WHAT IS EXPECTED: Quote everything from "Favorability spread among" down to "of Trump's insults." in the passage on Jeb Bush's struggling campaign, word for word.

TEXT UNDER STUDY:

Still, it does appear that Bush has been uniquely wounded by the summer and now autumn of Trump. A recent Monmouth national primary poll shows that Bush now has the lowest "favorable" rating and the highest "unfavorable" rating of the top-polling GOP candidates. Check out this chart:

Favorability spread among GOP voters

Favorability numbers can change in a hurry — Bush's were far more positive in July, according to Monmouth, and Trump's went from highly negative to highly positive — so part of Bush's decline may just be because he's been the most frequent target of Trump's insults.

But this could also potentially herald a more decisive rejection of Jeb Bush by a plurality of Republican voters. In a year when outsiders are doing well, he is, after all, inextricably tied to the party establishment due to his last name. And another recent poll found that Trump would win a head-to-head primary matchup against him, 59 to 41.

Furthermore, small donors in the party have shown little desire to contribute money to Bush's campaign. A recent National Review article written by a pseudonymous Republican policy adviser called Bush's small donor fundraising "abysmal," pointed out that his "big-donor to small-donor ratio is 15:1," and argued that Bush's supporters are "maxed out" (having already given the maximum allowable contribution to his campaign) and that "he has no grassroots support to grow new ones."

VIDEO: Donald Trump is trolling Jeb Bush

The biggest danger for Bush is that the establishment will back Rubio

Now, there are still another three months before the voting actually begins, and past primary polls around this time have frequently failed to point to the actual winner. Things can change.

But these polls still matter to the extent that they affect the perceptions and strategic choices of party actors now. And more and more of these establishment actors are concluding that Bush's campaign is failing to meet their expectations. Money has reportedly been coming in more slowly, and Bush has only been endorsed by two members of Congress in the past two months.

Indeed, Bush's campaign is being judged so harshly partly because Republican moneyed elites have invested so much into it already — and they want to see some progress. After all, Bush's Super PAC has already spent more than $10 million on TV ads — nearly twice as much as any other candidate, according to NBC News and SMG Delta — to no apparent benefit.

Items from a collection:
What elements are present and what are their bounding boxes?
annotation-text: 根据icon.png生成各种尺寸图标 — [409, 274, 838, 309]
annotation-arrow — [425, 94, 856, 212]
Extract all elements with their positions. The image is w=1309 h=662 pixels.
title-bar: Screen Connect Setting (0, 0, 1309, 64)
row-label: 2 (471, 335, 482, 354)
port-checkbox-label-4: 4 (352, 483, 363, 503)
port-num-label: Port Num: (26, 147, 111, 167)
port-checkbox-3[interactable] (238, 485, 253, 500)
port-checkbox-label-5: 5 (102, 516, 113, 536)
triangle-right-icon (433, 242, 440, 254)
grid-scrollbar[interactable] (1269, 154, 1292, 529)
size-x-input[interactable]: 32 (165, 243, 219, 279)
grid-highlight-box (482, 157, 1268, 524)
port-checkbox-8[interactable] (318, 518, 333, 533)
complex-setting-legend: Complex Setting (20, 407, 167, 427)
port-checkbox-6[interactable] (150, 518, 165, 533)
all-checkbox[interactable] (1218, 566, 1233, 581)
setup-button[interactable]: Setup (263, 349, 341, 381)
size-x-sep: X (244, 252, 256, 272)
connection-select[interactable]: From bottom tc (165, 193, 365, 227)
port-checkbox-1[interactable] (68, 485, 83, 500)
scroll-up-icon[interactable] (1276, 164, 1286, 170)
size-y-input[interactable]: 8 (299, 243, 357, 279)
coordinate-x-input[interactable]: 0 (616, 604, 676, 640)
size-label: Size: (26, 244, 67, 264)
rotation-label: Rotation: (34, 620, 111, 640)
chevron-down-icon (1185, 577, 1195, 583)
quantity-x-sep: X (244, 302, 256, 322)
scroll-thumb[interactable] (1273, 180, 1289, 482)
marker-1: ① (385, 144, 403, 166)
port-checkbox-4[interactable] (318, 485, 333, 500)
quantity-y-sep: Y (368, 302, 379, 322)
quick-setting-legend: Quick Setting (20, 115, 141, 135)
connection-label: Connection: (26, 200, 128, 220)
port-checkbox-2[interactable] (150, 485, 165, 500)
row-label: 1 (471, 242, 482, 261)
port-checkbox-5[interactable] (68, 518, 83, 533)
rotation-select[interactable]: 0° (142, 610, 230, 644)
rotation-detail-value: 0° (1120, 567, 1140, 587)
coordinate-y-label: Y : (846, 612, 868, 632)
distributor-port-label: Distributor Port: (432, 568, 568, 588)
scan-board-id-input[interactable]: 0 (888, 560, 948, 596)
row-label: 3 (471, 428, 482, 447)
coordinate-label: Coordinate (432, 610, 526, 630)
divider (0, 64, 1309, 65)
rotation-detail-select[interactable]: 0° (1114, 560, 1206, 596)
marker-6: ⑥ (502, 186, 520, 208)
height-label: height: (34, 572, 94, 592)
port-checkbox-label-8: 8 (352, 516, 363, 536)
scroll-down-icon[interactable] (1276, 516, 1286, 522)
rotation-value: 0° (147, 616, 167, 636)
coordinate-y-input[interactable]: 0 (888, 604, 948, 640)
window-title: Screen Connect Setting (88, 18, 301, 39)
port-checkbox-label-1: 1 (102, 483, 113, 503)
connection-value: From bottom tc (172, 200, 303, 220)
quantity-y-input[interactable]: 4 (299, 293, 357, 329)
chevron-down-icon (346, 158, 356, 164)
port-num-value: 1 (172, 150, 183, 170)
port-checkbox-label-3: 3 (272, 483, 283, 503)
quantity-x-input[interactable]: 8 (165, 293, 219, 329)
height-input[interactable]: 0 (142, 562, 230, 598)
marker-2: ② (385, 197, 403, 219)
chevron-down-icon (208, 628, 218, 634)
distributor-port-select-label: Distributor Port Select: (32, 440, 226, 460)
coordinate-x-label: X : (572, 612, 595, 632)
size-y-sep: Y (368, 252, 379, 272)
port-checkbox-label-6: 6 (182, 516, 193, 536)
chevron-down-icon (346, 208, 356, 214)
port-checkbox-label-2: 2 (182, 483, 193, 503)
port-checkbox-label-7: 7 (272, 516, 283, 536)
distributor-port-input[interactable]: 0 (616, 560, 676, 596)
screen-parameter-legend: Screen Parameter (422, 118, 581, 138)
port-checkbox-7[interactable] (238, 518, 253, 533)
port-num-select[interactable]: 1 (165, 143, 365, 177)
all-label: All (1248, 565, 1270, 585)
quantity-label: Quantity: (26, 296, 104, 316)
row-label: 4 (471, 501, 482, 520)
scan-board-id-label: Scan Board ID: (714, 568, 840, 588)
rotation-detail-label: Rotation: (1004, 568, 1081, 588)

OUTPUT FOR THIS TASK:
Favorability spread among GOP voters

Favorability numbers can change in a hurry — Bush's were far more positive in July, according to Monmouth, and Trump's went from highly negative to highly positive — so part of Bush's decline may just be because he's been the most frequent target of Trump's insults.